• The task: Leave out the images and repeat the listing below without a single change.

** Begin Data excerpts **

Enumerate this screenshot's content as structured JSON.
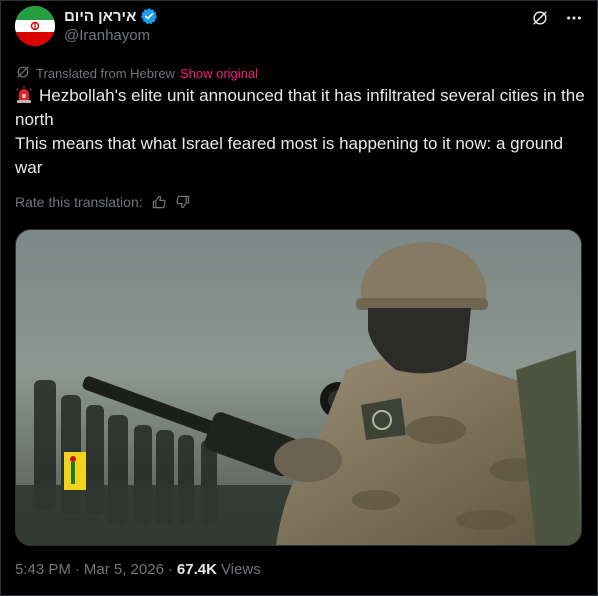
{
  "author": {
    "display_name": "איראן היום",
    "handle": "@Iranhayom"
  },
  "translation": {
    "note": "Translated from Hebrew",
    "show_original": "Show original",
    "rate_label": "Rate this translation:"
  },
  "tweet": {
    "line1": "Hezbollah's elite unit announced that it has infiltrated several cities in the north",
    "line2": "This means that what Israel feared most is happening to it now: a ground war"
  },
  "meta": {
    "time": "5:43 PM",
    "separator": "·",
    "date": "Mar 5, 2026",
    "views_count": "67.4K",
    "views_label": "Views"
  },
  "colors": {
    "background": "#000000",
    "text": "#e7e9ea",
    "muted": "#71767b",
    "link": "#f91880",
    "verified": "#1d9bf0"
  },
  "icons": [
    "verified-badge-icon",
    "grok-icon",
    "more-icon",
    "translate-icon",
    "siren-emoji-icon",
    "thumbs-up-icon",
    "thumbs-down-icon"
  ]
}
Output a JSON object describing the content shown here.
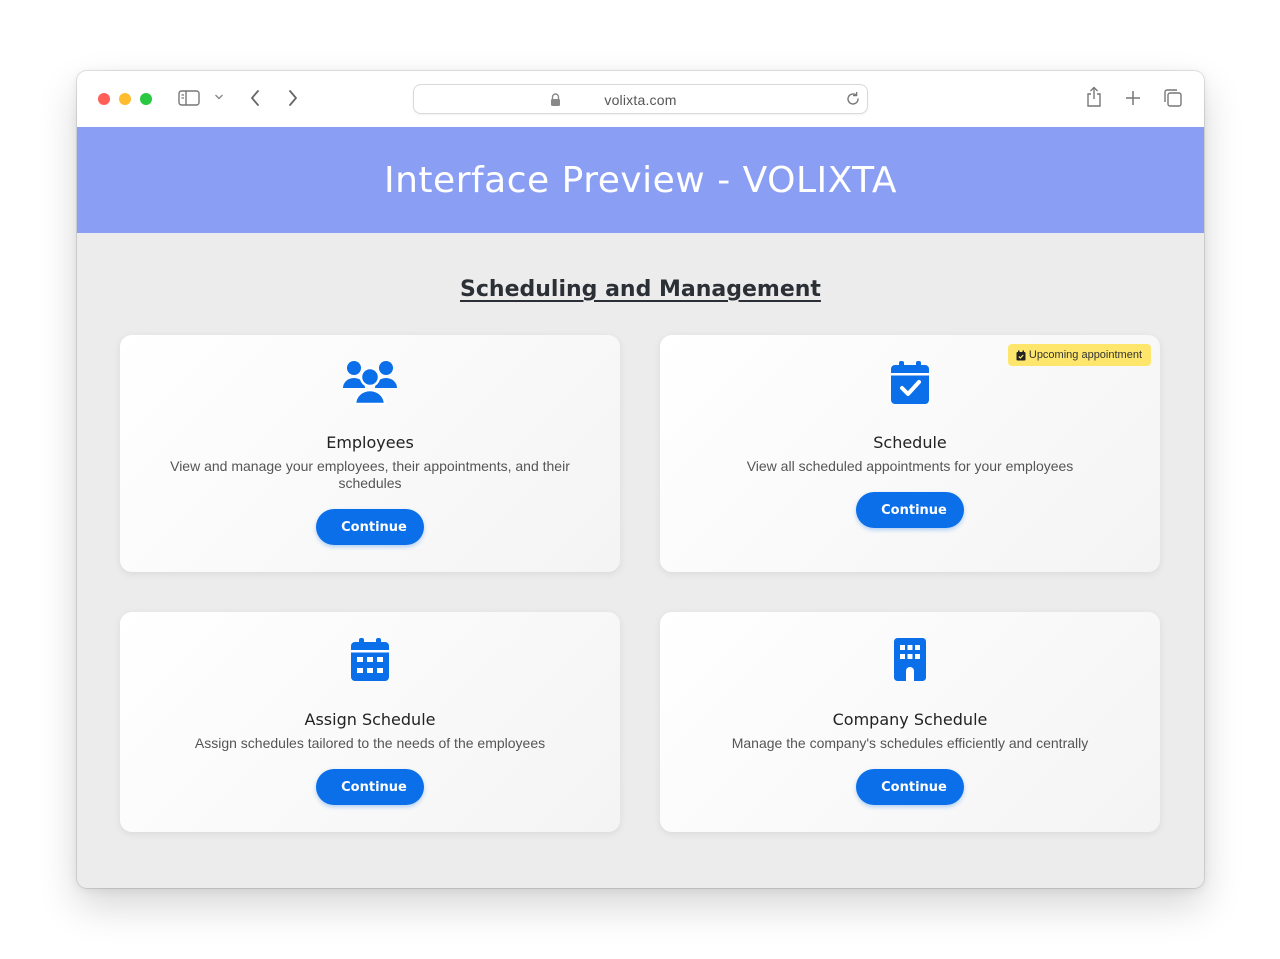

** End Data excerpts **

• Result of this task:
Enumerate this screenshot's content as structured JSON.
{
  "author": {
    "display_name": "איראן היום",
    "handle": "@Iranhayom"
  },
  "translation": {
    "note": "Translated from Hebrew",
    "show_original": "Show original",
    "rate_label": "Rate this translation:"
  },
  "tweet": {
    "line1": "Hezbollah's elite unit announced that it has infiltrated several cities in the north",
    "line2": "This means that what Israel feared most is happening to it now: a ground war"
  },
  "meta": {
    "time": "5:43 PM",
    "separator": "·",
    "date": "Mar 5, 2026",
    "views_count": "67.4K",
    "views_label": "Views"
  },
  "colors": {
    "background": "#000000",
    "text": "#e7e9ea",
    "muted": "#71767b",
    "link": "#f91880",
    "verified": "#1d9bf0"
  },
  "icons": [
    "verified-badge-icon",
    "grok-icon",
    "more-icon",
    "translate-icon",
    "siren-emoji-icon",
    "thumbs-up-icon",
    "thumbs-down-icon"
  ]
}
Output a JSON object describing the content shown here.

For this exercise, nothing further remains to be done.